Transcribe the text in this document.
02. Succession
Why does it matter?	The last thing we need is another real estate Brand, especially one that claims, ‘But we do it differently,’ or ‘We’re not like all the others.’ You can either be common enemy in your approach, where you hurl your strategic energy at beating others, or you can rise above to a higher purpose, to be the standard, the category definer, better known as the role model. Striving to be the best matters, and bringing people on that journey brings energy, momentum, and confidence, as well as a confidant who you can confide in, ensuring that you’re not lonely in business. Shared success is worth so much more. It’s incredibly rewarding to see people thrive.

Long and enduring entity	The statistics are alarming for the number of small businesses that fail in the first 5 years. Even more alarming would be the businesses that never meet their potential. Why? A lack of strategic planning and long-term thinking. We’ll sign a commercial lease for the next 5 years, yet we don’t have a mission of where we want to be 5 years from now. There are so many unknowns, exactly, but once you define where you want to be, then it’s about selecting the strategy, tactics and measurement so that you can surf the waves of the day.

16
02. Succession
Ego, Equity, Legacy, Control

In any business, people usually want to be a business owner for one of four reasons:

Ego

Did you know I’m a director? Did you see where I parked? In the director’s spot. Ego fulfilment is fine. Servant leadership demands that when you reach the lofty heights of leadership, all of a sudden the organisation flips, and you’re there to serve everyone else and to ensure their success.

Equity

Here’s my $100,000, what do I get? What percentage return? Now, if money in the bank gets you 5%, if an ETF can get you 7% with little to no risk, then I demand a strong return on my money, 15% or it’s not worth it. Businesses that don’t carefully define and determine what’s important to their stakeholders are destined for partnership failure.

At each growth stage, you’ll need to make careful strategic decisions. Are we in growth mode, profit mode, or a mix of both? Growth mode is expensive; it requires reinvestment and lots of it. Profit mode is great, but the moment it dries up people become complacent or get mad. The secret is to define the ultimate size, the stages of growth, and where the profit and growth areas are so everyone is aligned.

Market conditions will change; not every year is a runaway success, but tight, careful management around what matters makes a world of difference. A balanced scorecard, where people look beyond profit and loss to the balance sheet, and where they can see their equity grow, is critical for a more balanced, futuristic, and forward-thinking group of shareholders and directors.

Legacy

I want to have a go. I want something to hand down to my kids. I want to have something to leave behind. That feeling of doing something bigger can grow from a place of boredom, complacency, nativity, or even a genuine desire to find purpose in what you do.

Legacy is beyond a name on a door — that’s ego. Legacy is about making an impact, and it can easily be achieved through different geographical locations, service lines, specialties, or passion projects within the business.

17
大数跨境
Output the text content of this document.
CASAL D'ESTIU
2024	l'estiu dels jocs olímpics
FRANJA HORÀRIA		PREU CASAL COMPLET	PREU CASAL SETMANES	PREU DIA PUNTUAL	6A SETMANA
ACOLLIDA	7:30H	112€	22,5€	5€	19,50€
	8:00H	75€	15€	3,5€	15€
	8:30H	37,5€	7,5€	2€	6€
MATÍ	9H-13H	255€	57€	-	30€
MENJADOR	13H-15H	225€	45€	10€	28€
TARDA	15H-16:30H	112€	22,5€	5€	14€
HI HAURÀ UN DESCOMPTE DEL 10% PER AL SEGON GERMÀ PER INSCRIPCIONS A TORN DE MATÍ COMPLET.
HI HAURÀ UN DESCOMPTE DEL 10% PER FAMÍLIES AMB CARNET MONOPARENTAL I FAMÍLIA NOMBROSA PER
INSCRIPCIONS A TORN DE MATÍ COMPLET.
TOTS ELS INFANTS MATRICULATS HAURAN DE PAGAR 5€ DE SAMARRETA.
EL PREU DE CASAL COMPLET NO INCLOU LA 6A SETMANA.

## Goal
Please quote the data above in full, with no line missing.

## In response
Transcribe the text in this document.
02. Succession
Why does it matter?	The last thing we need is another real estate Brand, especially one that claims, ‘But we do it differently,’ or ‘We’re not like all the others.’ You can either be common enemy in your approach, where you hurl your strategic energy at beating others, or you can rise above to a higher purpose, to be the standard, the category definer, better known as the role model. Striving to be the best matters, and bringing people on that journey brings energy, momentum, and confidence, as well as a confidant who you can confide in, ensuring that you’re not lonely in business. Shared success is worth so much more. It’s incredibly rewarding to see people thrive.

Long and enduring entity	The statistics are alarming for the number of small businesses that fail in the first 5 years. Even more alarming would be the businesses that never meet their potential. Why? A lack of strategic planning and long-term thinking. We’ll sign a commercial lease for the next 5 years, yet we don’t have a mission of where we want to be 5 years from now. There are so many unknowns, exactly, but once you define where you want to be, then it’s about selecting the strategy, tactics and measurement so that you can surf the waves of the day.

16
02. Succession
Ego, Equity, Legacy, Control

In any business, people usually want to be a business owner for one of four reasons:

Ego

Did you know I’m a director? Did you see where I parked? In the director’s spot. Ego fulfilment is fine. Servant leadership demands that when you reach the lofty heights of leadership, all of a sudden the organisation flips, and you’re there to serve everyone else and to ensure their success.

Equity

Here’s my $100,000, what do I get? What percentage return? Now, if money in the bank gets you 5%, if an ETF can get you 7% with little to no risk, then I demand a strong return on my money, 15% or it’s not worth it. Businesses that don’t carefully define and determine what’s important to their stakeholders are destined for partnership failure.

At each growth stage, you’ll need to make careful strategic decisions. Are we in growth mode, profit mode, or a mix of both? Growth mode is expensive; it requires reinvestment and lots of it. Profit mode is great, but the moment it dries up people become complacent or get mad. The secret is to define the ultimate size, the stages of growth, and where the profit and growth areas are so everyone is aligned.

Market conditions will change; not every year is a runaway success, but tight, careful management around what matters makes a world of difference. A balanced scorecard, where people look beyond profit and loss to the balance sheet, and where they can see their equity grow, is critical for a more balanced, futuristic, and forward-thinking group of shareholders and directors.

Legacy

I want to have a go. I want something to hand down to my kids. I want to have something to leave behind. That feeling of doing something bigger can grow from a place of boredom, complacency, nativity, or even a genuine desire to find purpose in what you do.

Legacy is beyond a name on a door — that’s ego. Legacy is about making an impact, and it can easily be achieved through different geographical locations, service lines, specialties, or passion projects within the business.

17
大数跨境
Output the text content of this document.
CASAL D'ESTIU
2024	l'estiu dels jocs olímpics
FRANJA HORÀRIA		PREU CASAL COMPLET	PREU CASAL SETMANES	PREU DIA PUNTUAL	6A SETMANA
ACOLLIDA	7:30H	112€	22,5€	5€	19,50€
	8:00H	75€	15€	3,5€	15€
	8:30H	37,5€	7,5€	2€	6€
MATÍ	9H-13H	255€	57€	-	30€
MENJADOR	13H-15H	225€	45€	10€	28€
TARDA	15H-16:30H	112€	22,5€	5€	14€
HI HAURÀ UN DESCOMPTE DEL 10% PER AL SEGON GERMÀ PER INSCRIPCIONS A TORN DE MATÍ COMPLET.
HI HAURÀ UN DESCOMPTE DEL 10% PER FAMÍLIES AMB CARNET MONOPARENTAL I FAMÍLIA NOMBROSA PER
INSCRIPCIONS A TORN DE MATÍ COMPLET.
TOTS ELS INFANTS MATRICULATS HAURAN DE PAGAR 5€ DE SAMARRETA.
EL PREU DE CASAL COMPLET NO INCLOU LA 6A SETMANA.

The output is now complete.